▶ **Written request**: Restate every entry word for word.

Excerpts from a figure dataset
--- start ---

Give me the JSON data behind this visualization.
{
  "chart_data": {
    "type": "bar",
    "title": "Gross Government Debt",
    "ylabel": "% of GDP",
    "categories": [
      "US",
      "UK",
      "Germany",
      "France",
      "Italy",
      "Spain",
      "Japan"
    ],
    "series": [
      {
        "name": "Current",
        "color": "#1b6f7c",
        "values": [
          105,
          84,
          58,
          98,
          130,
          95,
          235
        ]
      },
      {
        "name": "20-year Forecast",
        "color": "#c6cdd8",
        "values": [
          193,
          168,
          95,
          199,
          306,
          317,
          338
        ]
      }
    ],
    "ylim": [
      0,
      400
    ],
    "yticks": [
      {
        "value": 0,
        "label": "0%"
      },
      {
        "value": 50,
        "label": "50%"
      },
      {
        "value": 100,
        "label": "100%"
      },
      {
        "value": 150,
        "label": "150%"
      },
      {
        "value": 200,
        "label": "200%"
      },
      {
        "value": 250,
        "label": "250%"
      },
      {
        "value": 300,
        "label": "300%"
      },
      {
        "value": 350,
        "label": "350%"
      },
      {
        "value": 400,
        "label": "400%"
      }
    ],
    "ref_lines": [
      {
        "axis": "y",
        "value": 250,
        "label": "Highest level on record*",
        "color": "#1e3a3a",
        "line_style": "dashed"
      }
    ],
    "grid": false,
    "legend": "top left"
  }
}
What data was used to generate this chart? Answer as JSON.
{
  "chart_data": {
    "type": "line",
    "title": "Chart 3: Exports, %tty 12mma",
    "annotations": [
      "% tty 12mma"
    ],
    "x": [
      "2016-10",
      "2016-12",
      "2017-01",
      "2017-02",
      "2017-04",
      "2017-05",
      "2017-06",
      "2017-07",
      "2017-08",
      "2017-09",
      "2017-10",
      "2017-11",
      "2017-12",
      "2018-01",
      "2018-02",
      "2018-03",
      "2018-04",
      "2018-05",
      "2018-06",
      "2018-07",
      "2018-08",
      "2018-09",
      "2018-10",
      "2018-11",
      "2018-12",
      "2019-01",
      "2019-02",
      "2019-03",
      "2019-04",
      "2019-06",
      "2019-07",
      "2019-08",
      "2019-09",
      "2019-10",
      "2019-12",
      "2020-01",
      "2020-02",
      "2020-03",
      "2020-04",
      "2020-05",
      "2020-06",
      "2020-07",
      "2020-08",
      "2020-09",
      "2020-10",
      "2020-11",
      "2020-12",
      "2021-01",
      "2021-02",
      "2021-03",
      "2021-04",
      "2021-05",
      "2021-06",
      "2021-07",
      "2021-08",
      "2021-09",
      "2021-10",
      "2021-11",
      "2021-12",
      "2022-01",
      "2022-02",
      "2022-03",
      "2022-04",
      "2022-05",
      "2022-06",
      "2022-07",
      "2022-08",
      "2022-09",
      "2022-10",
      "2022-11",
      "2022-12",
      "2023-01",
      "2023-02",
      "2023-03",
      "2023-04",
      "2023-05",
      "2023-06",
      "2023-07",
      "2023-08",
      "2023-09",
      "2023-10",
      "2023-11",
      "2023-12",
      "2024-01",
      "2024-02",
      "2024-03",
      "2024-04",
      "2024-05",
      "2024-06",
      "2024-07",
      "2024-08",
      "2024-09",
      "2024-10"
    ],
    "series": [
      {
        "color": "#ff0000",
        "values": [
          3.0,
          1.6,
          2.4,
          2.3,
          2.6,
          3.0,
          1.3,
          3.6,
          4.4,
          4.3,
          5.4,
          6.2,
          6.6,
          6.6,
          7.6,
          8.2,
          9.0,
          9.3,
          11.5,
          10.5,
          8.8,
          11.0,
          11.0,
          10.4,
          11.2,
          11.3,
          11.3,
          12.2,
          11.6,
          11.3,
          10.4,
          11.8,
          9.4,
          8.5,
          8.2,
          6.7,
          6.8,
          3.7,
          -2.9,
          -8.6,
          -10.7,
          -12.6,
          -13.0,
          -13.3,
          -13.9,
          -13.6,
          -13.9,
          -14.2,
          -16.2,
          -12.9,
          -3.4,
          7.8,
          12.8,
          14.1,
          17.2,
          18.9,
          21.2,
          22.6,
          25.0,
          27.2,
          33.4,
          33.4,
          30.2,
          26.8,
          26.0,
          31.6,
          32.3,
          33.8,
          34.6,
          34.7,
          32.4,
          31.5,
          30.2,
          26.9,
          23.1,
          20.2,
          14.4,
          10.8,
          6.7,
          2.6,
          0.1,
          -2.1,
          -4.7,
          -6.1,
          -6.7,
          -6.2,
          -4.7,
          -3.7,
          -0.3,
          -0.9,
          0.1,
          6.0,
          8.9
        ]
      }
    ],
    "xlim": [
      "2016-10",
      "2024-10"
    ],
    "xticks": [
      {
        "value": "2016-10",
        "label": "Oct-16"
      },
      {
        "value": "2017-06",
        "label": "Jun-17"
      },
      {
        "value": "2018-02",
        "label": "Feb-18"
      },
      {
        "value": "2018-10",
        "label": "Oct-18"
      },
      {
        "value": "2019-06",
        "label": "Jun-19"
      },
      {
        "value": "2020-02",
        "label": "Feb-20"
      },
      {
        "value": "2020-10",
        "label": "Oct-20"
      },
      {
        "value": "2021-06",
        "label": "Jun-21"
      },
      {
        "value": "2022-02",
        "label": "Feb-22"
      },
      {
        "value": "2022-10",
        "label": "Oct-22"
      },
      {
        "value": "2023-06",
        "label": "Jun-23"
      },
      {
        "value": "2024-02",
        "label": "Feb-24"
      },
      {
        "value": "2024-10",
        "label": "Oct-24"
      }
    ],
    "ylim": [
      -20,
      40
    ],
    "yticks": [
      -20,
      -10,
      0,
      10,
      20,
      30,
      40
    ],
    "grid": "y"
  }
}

--- end ---

▶ **Expected answer**:
Give me the JSON data behind this visualization.
{
  "chart_data": {
    "type": "bar",
    "title": "Gross Government Debt",
    "ylabel": "% of GDP",
    "categories": [
      "US",
      "UK",
      "Germany",
      "France",
      "Italy",
      "Spain",
      "Japan"
    ],
    "series": [
      {
        "name": "Current",
        "color": "#1b6f7c",
        "values": [
          105,
          84,
          58,
          98,
          130,
          95,
          235
        ]
      },
      {
        "name": "20-year Forecast",
        "color": "#c6cdd8",
        "values": [
          193,
          168,
          95,
          199,
          306,
          317,
          338
        ]
      }
    ],
    "ylim": [
      0,
      400
    ],
    "yticks": [
      {
        "value": 0,
        "label": "0%"
      },
      {
        "value": 50,
        "label": "50%"
      },
      {
        "value": 100,
        "label": "100%"
      },
      {
        "value": 150,
        "label": "150%"
      },
      {
        "value": 200,
        "label": "200%"
      },
      {
        "value": 250,
        "label": "250%"
      },
      {
        "value": 300,
        "label": "300%"
      },
      {
        "value": 350,
        "label": "350%"
      },
      {
        "value": 400,
        "label": "400%"
      }
    ],
    "ref_lines": [
      {
        "axis": "y",
        "value": 250,
        "label": "Highest level on record*",
        "color": "#1e3a3a",
        "line_style": "dashed"
      }
    ],
    "grid": false,
    "legend": "top left"
  }
}
What data was used to generate this chart? Answer as JSON.
{
  "chart_data": {
    "type": "line",
    "title": "Chart 3: Exports, %tty 12mma",
    "annotations": [
      "% tty 12mma"
    ],
    "x": [
      "2016-10",
      "2016-12",
      "2017-01",
      "2017-02",
      "2017-04",
      "2017-05",
      "2017-06",
      "2017-07",
      "2017-08",
      "2017-09",
      "2017-10",
      "2017-11",
      "2017-12",
      "2018-01",
      "2018-02",
      "2018-03",
      "2018-04",
      "2018-05",
      "2018-06",
      "2018-07",
      "2018-08",
      "2018-09",
      "2018-10",
      "2018-11",
      "2018-12",
      "2019-01",
      "2019-02",
      "2019-03",
      "2019-04",
      "2019-06",
      "2019-07",
      "2019-08",
      "2019-09",
      "2019-10",
      "2019-12",
      "2020-01",
      "2020-02",
      "2020-03",
      "2020-04",
      "2020-05",
      "2020-06",
      "2020-07",
      "2020-08",
      "2020-09",
      "2020-10",
      "2020-11",
      "2020-12",
      "2021-01",
      "2021-02",
      "2021-03",
      "2021-04",
      "2021-05",
      "2021-06",
      "2021-07",
      "2021-08",
      "2021-09",
      "2021-10",
      "2021-11",
      "2021-12",
      "2022-01",
      "2022-02",
      "2022-03",
      "2022-04",
      "2022-05",
      "2022-06",
      "2022-07",
      "2022-08",
      "2022-09",
      "2022-10",
      "2022-11",
      "2022-12",
      "2023-01",
      "2023-02",
      "2023-03",
      "2023-04",
      "2023-05",
      "2023-06",
      "2023-07",
      "2023-08",
      "2023-09",
      "2023-10",
      "2023-11",
      "2023-12",
      "2024-01",
      "2024-02",
      "2024-03",
      "2024-04",
      "2024-05",
      "2024-06",
      "2024-07",
      "2024-08",
      "2024-09",
      "2024-10"
    ],
    "series": [
      {
        "color": "#ff0000",
        "values": [
          3.0,
          1.6,
          2.4,
          2.3,
          2.6,
          3.0,
          1.3,
          3.6,
          4.4,
          4.3,
          5.4,
          6.2,
          6.6,
          6.6,
          7.6,
          8.2,
          9.0,
          9.3,
          11.5,
          10.5,
          8.8,
          11.0,
          11.0,
          10.4,
          11.2,
          11.3,
          11.3,
          12.2,
          11.6,
          11.3,
          10.4,
          11.8,
          9.4,
          8.5,
          8.2,
          6.7,
          6.8,
          3.7,
          -2.9,
          -8.6,
          -10.7,
          -12.6,
          -13.0,
          -13.3,
          -13.9,
          -13.6,
          -13.9,
          -14.2,
          -16.2,
          -12.9,
          -3.4,
          7.8,
          12.8,
          14.1,
          17.2,
          18.9,
          21.2,
          22.6,
          25.0,
          27.2,
          33.4,
          33.4,
          30.2,
          26.8,
          26.0,
          31.6,
          32.3,
          33.8,
          34.6,
          34.7,
          32.4,
          31.5,
          30.2,
          26.9,
          23.1,
          20.2,
          14.4,
          10.8,
          6.7,
          2.6,
          0.1,
          -2.1,
          -4.7,
          -6.1,
          -6.7,
          -6.2,
          -4.7,
          -3.7,
          -0.3,
          -0.9,
          0.1,
          6.0,
          8.9
        ]
      }
    ],
    "xlim": [
      "2016-10",
      "2024-10"
    ],
    "xticks": [
      {
        "value": "2016-10",
        "label": "Oct-16"
      },
      {
        "value": "2017-06",
        "label": "Jun-17"
      },
      {
        "value": "2018-02",
        "label": "Feb-18"
      },
      {
        "value": "2018-10",
        "label": "Oct-18"
      },
      {
        "value": "2019-06",
        "label": "Jun-19"
      },
      {
        "value": "2020-02",
        "label": "Feb-20"
      },
      {
        "value": "2020-10",
        "label": "Oct-20"
      },
      {
        "value": "2021-06",
        "label": "Jun-21"
      },
      {
        "value": "2022-02",
        "label": "Feb-22"
      },
      {
        "value": "2022-10",
        "label": "Oct-22"
      },
      {
        "value": "2023-06",
        "label": "Jun-23"
      },
      {
        "value": "2024-02",
        "label": "Feb-24"
      },
      {
        "value": "2024-10",
        "label": "Oct-24"
      }
    ],
    "ylim": [
      -20,
      40
    ],
    "yticks": [
      -20,
      -10,
      0,
      10,
      20,
      30,
      40
    ],
    "grid": "y"
  }
}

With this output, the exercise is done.